**DATASET EXCERPTS:**
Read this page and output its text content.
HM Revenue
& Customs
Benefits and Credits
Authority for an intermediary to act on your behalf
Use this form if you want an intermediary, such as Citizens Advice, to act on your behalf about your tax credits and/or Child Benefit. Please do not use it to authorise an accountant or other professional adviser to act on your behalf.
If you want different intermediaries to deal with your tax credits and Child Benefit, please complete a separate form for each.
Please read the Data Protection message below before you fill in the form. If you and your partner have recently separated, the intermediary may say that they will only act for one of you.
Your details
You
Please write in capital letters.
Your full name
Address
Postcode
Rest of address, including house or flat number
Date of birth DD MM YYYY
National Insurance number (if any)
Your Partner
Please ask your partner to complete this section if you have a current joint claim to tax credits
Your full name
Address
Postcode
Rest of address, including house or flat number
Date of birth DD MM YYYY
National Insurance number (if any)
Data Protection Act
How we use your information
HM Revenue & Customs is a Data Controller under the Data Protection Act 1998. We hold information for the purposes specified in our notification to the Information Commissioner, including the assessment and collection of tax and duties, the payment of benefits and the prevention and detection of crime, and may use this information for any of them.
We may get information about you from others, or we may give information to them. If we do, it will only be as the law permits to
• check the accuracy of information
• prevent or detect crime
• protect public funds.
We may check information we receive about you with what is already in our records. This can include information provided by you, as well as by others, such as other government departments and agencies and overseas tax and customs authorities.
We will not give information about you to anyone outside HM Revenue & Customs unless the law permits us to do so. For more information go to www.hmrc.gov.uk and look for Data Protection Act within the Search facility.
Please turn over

**YOUR GOAL:** Quote every entry exactly.

**FINISHED TASK:**
Read this page and output its text content.
HM Revenue
& Customs
Benefits and Credits
Authority for an intermediary to act on your behalf
Use this form if you want an intermediary, such as Citizens Advice, to act on your behalf about your tax credits and/or Child Benefit. Please do not use it to authorise an accountant or other professional adviser to act on your behalf.
If you want different intermediaries to deal with your tax credits and Child Benefit, please complete a separate form for each.
Please read the Data Protection message below before you fill in the form. If you and your partner have recently separated, the intermediary may say that they will only act for one of you.
Your details
You
Please write in capital letters.
Your full name
Address
Postcode
Rest of address, including house or flat number
Date of birth DD MM YYYY
National Insurance number (if any)
Your Partner
Please ask your partner to complete this section if you have a current joint claim to tax credits
Your full name
Address
Postcode
Rest of address, including house or flat number
Date of birth DD MM YYYY
National Insurance number (if any)
Data Protection Act
How we use your information
HM Revenue & Customs is a Data Controller under the Data Protection Act 1998. We hold information for the purposes specified in our notification to the Information Commissioner, including the assessment and collection of tax and duties, the payment of benefits and the prevention and detection of crime, and may use this information for any of them.
We may get information about you from others, or we may give information to them. If we do, it will only be as the law permits to
• check the accuracy of information
• prevent or detect crime
• protect public funds.
We may check information we receive about you with what is already in our records. This can include information provided by you, as well as by others, such as other government departments and agencies and overseas tax and customs authorities.
We will not give information about you to anyone outside HM Revenue & Customs unless the law permits us to do so. For more information go to www.hmrc.gov.uk and look for Data Protection Act within the Search facility.
Please turn over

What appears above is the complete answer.